Sur l’autre face, Narmer est désormais coiffé de la couronne rouge de Basse-Egypte, image de sa victoire précédente. Il tient dans ses mains les symboles du pouvoir royal, sceptre et flagellum. Derrière lui, un porteur de sandales, devant lui un homme vêtu d‘une peau de bête, prêtre ou vizir, et quatre porte-enseignes. Les extrémités de chaque enseigne supportent l’emblème du nome qu’elles représentent (chien, oiseau). Le cortège triomphant se dirige vers un groupe de prisonniers décapités, ligotés, leur tête placée entre les jambes. Dans le second registre, deux animaux chiens ou lions, dont les longs cous s’entrelacent délicatement, définissent le réservoir circulaire destiné à recevoir le fard. Dans l’ultime registre inférieur, une manifestation du taureau Apis, Pharaon sans doute, terrorise un ennemi foudroyé aux sabots de l’animal.
Les deux faces sont couronnées respectivement de la double image de la déesse Bat, antique Hathor, aux oreilles de vache enroulées sur elles-mêmes. Au milieu de chaque couple, le nom de Pharaon s’inscrit en hiéroglyphes dans le serekh, façade de palais royal : nar, le poisson et mer, le couteau.
Ainsi avons-nous sur ce document inestimable les prémisses de l’imagerie pharaonique : lecture sous forme de registres, position des personnages, rôle guerrier de Pharaon tout-puissant et vainqueur de ses ennemis mais rôle assurément protecteur de son peuple et garant de la stabilité du Double-Pays, message hiéroglyphique, etc
Une ré-interprétation récente de cet objet tend à infirmer une prétendue victoire du Sud sur le Nord. Certes le Nord a bien essuyé une défaite mais il faut peut-être deviner, au-delà d’une reddition supposée, le jeu plus subtil décrivant l’étendue protectrice d’un monarque garant de l’intégrité de la terre laissée en héritage par les dieux.

#### [Travail à effectuer]
Recopiez fidèlement le passage de l'extrait qui s'étend de « Les deux faces » à « mer, le couteau. », ces deux bornes comprises. Veuillez vous fonder exclusivement sur l'extrait.

#### [Données enregistrées]
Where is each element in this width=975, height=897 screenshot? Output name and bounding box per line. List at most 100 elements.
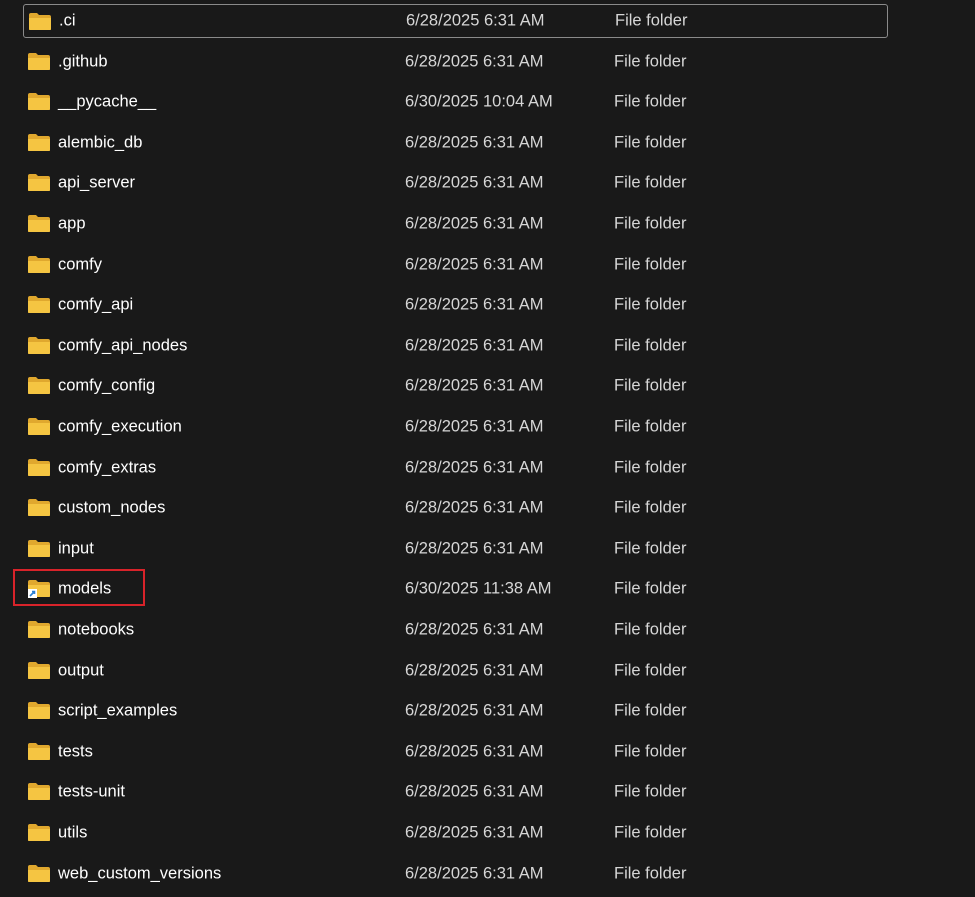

#### [Réponse proposée]
Les deux faces sont couronnées respectivement de la double image de la déesse Bat, antique Hathor, aux oreilles de vache enroulées sur elles-mêmes. Au milieu de chaque couple, le nom de Pharaon s’inscrit en hiéroglyphes dans le serekh, façade de palais royal : nar, le poisson et mer, le couteau.